begin Document text

If you have the time to wait for me to do my ‘test’ I’ll have an answer or figure it out.
Well, don't do anything different because of me, but I'll be interested in what you find and which way you go. I was >hoping< that because my planned system was smaller and more primitive than your present equipment that I might not have the same issues you're having (4 x 100W panels, I have just two 100AH 12V FLAs (so no BMS issue) and I was just planning on using the 3210AN). But, after re-reading your similar problems with Epever controllers on lead acid batteries and pollenface's (post 9) Epever voltage spiking/inverter high voltage cutoff problems, it seems like a good chance I could experience similar problems. I have two 10A PWM charge controllers already, so I could charge in a pinch without buying an MPPT controller at all. Still, I'll keep an eye on your progress/decisions and decide if getting an MPPT controller for my small, backup only system seems to make sense. Heck, for $100 spent on a low-end MPPT SCC I could instead buy another 100W panel and a cheap 10A PWM controller for it and probably have more failure redundancy and more watt-hours per day of collection/storage.
Thanks again.

Mark
 
I have just two 100AH 12V FLAs
The issue I had with fla was the 4210AN would constantly cut out and reset when equalizing. That is an issue.
With the current LiFePo’s there’s no equalize but once “full” voltage is achieved (which isn’t necessarily fully charged) it drops the amps to nothing and doesn’t work properly again unless I cycle off the panels or it goes overnight.

With fla you set HVD really high and do equalize too low with a lowered bulk setting and function fine is what I concluded. It was apparent bar 600W and troublesome when I went 800W.

I’ll update but it might be a while - it’s going to rain until next Saturday so ain’t no high voltage Solar happening anyways2ED11593-ABA3-4F14-A2F7-05BE123288F7.jpeg
 
........ it drops the amps to nothing and doesn’t work properly again unless I cycle off the panels or it goes overnight.

end Document text
begin Provided records

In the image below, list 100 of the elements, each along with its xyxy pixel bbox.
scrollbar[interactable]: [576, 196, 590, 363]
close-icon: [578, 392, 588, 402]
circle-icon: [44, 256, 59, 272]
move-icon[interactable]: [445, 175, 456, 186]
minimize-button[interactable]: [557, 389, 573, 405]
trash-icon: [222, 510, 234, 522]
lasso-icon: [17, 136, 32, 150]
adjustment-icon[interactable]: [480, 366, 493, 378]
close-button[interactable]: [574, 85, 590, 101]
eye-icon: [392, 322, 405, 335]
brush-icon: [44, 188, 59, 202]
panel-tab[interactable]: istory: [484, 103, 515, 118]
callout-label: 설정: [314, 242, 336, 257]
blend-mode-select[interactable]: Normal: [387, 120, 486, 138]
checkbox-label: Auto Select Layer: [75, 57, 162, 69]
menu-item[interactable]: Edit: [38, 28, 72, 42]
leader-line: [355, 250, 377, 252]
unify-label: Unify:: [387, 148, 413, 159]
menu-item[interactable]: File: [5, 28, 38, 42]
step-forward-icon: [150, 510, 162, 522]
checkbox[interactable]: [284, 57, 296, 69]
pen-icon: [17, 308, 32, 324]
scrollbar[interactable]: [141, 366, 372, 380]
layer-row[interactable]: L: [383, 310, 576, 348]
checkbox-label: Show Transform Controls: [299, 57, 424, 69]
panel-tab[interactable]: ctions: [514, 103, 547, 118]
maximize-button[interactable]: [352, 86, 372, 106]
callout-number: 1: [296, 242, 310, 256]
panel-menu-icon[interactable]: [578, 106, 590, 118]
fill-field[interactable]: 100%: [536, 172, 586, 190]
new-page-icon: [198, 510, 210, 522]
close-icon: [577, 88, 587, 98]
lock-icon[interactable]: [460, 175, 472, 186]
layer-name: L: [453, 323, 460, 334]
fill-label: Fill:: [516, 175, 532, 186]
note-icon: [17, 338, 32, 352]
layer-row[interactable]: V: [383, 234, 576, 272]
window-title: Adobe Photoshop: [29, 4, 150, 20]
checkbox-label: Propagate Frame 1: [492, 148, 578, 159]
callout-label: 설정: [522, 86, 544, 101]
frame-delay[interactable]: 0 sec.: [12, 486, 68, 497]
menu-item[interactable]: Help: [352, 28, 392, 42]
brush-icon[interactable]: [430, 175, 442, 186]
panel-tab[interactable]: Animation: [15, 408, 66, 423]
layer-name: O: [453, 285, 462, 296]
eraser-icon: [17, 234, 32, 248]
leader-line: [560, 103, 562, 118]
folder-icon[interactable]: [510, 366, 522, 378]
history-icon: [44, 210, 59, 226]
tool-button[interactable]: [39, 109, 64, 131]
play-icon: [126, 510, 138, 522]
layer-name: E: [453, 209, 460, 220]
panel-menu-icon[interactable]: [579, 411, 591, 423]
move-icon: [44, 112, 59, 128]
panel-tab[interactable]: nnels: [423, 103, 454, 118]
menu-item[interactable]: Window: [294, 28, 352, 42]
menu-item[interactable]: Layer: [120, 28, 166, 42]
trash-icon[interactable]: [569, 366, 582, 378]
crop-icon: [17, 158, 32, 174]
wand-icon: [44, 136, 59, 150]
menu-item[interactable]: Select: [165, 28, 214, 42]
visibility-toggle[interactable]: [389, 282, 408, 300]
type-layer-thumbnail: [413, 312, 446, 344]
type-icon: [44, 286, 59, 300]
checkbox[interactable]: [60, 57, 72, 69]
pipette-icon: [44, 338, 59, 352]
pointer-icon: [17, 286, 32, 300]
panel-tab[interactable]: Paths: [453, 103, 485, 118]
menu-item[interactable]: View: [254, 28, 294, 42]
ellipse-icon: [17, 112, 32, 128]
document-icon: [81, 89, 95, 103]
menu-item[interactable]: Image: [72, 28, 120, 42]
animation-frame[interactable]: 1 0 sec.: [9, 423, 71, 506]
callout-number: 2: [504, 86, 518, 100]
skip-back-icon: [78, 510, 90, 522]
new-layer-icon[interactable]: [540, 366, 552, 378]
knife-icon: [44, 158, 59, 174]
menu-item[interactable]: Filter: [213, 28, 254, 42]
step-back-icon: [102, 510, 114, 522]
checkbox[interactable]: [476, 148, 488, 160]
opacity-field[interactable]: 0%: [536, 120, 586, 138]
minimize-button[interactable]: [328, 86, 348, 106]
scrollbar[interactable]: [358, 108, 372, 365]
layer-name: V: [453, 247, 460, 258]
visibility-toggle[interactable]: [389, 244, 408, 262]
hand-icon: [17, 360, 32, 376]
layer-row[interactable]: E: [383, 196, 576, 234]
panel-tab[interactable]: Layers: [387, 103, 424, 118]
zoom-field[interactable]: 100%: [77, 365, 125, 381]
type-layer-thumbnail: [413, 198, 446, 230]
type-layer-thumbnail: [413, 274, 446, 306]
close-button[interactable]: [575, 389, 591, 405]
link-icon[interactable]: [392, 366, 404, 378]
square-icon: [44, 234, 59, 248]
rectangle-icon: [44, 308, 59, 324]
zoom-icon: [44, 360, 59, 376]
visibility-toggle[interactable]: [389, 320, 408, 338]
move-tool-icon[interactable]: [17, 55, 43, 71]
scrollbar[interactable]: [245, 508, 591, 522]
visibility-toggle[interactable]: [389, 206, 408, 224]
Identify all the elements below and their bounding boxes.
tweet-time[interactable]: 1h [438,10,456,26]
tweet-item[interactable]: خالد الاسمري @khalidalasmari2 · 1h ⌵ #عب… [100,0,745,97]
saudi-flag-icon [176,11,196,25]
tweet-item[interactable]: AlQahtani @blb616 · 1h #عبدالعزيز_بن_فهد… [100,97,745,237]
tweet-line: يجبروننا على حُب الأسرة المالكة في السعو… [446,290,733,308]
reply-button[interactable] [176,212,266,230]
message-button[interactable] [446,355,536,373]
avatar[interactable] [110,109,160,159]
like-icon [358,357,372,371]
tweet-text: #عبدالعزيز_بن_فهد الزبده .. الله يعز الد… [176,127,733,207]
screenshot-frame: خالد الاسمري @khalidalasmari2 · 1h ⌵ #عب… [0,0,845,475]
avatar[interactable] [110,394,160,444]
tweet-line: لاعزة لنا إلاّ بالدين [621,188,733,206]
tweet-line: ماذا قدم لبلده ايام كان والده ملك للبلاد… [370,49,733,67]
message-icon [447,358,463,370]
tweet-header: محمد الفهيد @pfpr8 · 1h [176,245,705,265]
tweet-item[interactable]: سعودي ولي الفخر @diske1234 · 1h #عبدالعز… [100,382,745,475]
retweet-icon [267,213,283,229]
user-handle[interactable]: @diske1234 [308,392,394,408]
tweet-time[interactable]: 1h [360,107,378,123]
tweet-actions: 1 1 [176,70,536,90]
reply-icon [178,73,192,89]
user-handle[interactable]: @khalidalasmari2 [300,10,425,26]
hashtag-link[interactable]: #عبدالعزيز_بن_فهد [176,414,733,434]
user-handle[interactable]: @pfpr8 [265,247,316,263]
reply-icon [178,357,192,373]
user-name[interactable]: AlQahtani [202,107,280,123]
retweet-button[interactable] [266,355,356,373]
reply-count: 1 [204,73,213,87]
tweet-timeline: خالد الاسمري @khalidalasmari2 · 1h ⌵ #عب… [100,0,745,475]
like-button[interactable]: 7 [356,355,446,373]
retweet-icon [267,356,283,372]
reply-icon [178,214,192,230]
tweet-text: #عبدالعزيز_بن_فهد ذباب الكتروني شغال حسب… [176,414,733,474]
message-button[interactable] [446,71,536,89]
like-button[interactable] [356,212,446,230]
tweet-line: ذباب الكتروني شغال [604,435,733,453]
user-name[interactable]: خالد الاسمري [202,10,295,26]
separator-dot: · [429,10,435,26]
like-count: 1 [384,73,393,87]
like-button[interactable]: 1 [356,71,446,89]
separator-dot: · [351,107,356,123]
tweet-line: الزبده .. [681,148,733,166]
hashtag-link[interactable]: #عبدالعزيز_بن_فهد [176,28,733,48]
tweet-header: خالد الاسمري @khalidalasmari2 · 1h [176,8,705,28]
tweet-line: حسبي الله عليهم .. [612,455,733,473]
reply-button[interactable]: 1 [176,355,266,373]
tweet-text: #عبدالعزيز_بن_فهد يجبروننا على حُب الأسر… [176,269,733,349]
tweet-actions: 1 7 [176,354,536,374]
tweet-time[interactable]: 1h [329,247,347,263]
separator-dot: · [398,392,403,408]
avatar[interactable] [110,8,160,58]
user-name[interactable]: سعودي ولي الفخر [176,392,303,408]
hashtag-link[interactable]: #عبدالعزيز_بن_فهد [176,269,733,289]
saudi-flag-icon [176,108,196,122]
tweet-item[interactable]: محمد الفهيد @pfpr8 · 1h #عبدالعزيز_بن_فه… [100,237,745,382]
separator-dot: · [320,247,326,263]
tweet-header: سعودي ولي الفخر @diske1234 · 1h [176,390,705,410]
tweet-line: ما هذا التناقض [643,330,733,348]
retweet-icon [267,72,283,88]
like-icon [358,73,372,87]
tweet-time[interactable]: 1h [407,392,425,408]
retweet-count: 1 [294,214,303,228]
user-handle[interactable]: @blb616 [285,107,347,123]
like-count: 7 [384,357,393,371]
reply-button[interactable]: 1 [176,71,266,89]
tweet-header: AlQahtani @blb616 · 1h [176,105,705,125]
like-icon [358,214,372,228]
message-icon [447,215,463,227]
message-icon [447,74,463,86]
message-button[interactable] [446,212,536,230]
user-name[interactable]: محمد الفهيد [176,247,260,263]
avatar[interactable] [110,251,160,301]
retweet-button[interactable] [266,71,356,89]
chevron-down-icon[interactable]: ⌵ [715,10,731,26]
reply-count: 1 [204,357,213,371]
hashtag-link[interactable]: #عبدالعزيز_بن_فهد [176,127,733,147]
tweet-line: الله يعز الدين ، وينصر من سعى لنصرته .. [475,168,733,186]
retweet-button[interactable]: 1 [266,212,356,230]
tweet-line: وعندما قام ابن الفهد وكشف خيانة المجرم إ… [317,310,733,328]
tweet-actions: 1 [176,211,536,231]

end Provided records

## Do this
In the solar charge controller discussion above, list each piece of equipment named in the parentheses of the sentence that begins "I was >hoping<".

## Written reply
- 4 x 100W panels
- two 100AH 12V FLAs
- the 3210AN